**Challenge**
Your task is to copy the material exactly.

Dataset items:

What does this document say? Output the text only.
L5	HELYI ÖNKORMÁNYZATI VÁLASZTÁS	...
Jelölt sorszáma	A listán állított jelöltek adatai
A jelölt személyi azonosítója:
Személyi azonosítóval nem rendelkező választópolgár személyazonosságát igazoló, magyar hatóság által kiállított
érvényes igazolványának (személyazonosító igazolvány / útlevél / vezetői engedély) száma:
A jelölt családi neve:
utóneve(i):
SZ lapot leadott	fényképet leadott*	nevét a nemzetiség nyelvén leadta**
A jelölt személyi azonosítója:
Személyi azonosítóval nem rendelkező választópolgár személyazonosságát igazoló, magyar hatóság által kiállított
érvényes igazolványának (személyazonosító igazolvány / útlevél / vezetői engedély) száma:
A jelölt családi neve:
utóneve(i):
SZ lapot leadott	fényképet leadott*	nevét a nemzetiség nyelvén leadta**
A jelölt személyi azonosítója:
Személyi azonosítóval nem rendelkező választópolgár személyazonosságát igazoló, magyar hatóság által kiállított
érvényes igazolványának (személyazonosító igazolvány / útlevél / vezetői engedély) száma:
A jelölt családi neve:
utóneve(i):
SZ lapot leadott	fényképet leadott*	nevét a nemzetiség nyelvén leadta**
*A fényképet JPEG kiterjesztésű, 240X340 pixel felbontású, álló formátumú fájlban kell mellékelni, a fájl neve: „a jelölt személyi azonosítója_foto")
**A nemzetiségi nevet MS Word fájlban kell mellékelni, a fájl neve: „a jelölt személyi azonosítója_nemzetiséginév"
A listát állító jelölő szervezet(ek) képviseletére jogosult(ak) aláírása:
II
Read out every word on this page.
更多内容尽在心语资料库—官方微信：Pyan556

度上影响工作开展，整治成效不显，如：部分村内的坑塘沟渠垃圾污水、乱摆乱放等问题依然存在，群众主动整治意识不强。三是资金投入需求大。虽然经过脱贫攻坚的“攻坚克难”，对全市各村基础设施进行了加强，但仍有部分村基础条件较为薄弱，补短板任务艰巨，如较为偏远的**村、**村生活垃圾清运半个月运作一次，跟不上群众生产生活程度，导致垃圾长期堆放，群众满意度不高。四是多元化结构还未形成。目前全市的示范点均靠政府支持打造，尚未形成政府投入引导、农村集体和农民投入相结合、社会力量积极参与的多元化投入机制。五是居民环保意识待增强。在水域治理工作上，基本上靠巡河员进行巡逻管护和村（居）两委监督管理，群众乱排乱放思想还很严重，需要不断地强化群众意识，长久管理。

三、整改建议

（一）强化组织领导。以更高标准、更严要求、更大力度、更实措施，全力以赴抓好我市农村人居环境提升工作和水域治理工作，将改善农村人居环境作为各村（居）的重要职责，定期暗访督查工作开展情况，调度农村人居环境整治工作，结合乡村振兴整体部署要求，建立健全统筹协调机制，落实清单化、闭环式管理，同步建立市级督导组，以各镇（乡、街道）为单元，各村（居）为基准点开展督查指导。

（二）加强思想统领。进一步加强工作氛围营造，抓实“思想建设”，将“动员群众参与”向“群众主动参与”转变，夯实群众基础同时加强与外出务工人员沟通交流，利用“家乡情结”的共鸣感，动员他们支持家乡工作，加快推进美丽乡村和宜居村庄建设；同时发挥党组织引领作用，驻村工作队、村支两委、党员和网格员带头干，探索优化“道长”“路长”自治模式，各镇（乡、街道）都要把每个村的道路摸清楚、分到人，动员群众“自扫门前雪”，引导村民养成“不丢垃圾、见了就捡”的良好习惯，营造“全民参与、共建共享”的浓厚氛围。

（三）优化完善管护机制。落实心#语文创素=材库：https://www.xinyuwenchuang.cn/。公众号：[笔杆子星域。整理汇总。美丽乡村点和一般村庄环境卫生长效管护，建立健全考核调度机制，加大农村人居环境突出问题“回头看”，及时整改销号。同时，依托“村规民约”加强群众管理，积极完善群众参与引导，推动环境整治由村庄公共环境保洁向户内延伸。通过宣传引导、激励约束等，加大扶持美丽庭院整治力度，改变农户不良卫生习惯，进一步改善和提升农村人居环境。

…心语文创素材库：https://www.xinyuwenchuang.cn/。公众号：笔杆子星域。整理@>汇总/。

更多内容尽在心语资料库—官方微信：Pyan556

**Exercise result**
What does this document say? Output the text only.
L5	HELYI ÖNKORMÁNYZATI VÁLASZTÁS	...
Jelölt sorszáma	A listán állított jelöltek adatai
A jelölt személyi azonosítója:
Személyi azonosítóval nem rendelkező választópolgár személyazonosságát igazoló, magyar hatóság által kiállított
érvényes igazolványának (személyazonosító igazolvány / útlevél / vezetői engedély) száma:
A jelölt családi neve:
utóneve(i):
SZ lapot leadott	fényképet leadott*	nevét a nemzetiség nyelvén leadta**
A jelölt személyi azonosítója:
Személyi azonosítóval nem rendelkező választópolgár személyazonosságát igazoló, magyar hatóság által kiállított
érvényes igazolványának (személyazonosító igazolvány / útlevél / vezetői engedély) száma:
A jelölt családi neve:
utóneve(i):
SZ lapot leadott	fényképet leadott*	nevét a nemzetiség nyelvén leadta**
A jelölt személyi azonosítója:
Személyi azonosítóval nem rendelkező választópolgár személyazonosságát igazoló, magyar hatóság által kiállított
érvényes igazolványának (személyazonosító igazolvány / útlevél / vezetői engedély) száma:
A jelölt családi neve:
utóneve(i):
SZ lapot leadott	fényképet leadott*	nevét a nemzetiség nyelvén leadta**
*A fényképet JPEG kiterjesztésű, 240X340 pixel felbontású, álló formátumú fájlban kell mellékelni, a fájl neve: „a jelölt személyi azonosítója_foto")
**A nemzetiségi nevet MS Word fájlban kell mellékelni, a fájl neve: „a jelölt személyi azonosítója_nemzetiséginév"
A listát állító jelölő szervezet(ek) képviseletére jogosult(ak) aláírása:
II
Read out every word on this page.
更多内容尽在心语资料库—官方微信：Pyan556

度上影响工作开展，整治成效不显，如：部分村内的坑塘沟渠垃圾污水、乱摆乱放等问题依然存在，群众主动整治意识不强。三是资金投入需求大。虽然经过脱贫攻坚的“攻坚克难”，对全市各村基础设施进行了加强，但仍有部分村基础条件较为薄弱，补短板任务艰巨，如较为偏远的**村、**村生活垃圾清运半个月运作一次，跟不上群众生产生活程度，导致垃圾长期堆放，群众满意度不高。四是多元化结构还未形成。目前全市的示范点均靠政府支持打造，尚未形成政府投入引导、农村集体和农民投入相结合、社会力量积极参与的多元化投入机制。五是居民环保意识待增强。在水域治理工作上，基本上靠巡河员进行巡逻管护和村（居）两委监督管理，群众乱排乱放思想还很严重，需要不断地强化群众意识，长久管理。

三、整改建议

（一）强化组织领导。以更高标准、更严要求、更大力度、更实措施，全力以赴抓好我市农村人居环境提升工作和水域治理工作，将改善农村人居环境作为各村（居）的重要职责，定期暗访督查工作开展情况，调度农村人居环境整治工作，结合乡村振兴整体部署要求，建立健全统筹协调机制，落实清单化、闭环式管理，同步建立市级督导组，以各镇（乡、街道）为单元，各村（居）为基准点开展督查指导。

（二）加强思想统领。进一步加强工作氛围营造，抓实“思想建设”，将“动员群众参与”向“群众主动参与”转变，夯实群众基础同时加强与外出务工人员沟通交流，利用“家乡情结”的共鸣感，动员他们支持家乡工作，加快推进美丽乡村和宜居村庄建设；同时发挥党组织引领作用，驻村工作队、村支两委、党员和网格员带头干，探索优化“道长”“路长”自治模式，各镇（乡、街道）都要把每个村的道路摸清楚、分到人，动员群众“自扫门前雪”，引导村民养成“不丢垃圾、见了就捡”的良好习惯，营造“全民参与、共建共享”的浓厚氛围。

（三）优化完善管护机制。落实心#语文创素=材库：https://www.xinyuwenchuang.cn/。公众号：[笔杆子星域。整理汇总。美丽乡村点和一般村庄环境卫生长效管护，建立健全考核调度机制，加大农村人居环境突出问题“回头看”，及时整改销号。同时，依托“村规民约”加强群众管理，积极完善群众参与引导，推动环境整治由村庄公共环境保洁向户内延伸。通过宣传引导、激励约束等，加大扶持美丽庭院整治力度，改变农户不良卫生习惯，进一步改善和提升农村人居环境。

…心语文创素材库：https://www.xinyuwenchuang.cn/。公众号：笔杆子星域。整理@>汇总/。

更多内容尽在心语资料库—官方微信：Pyan556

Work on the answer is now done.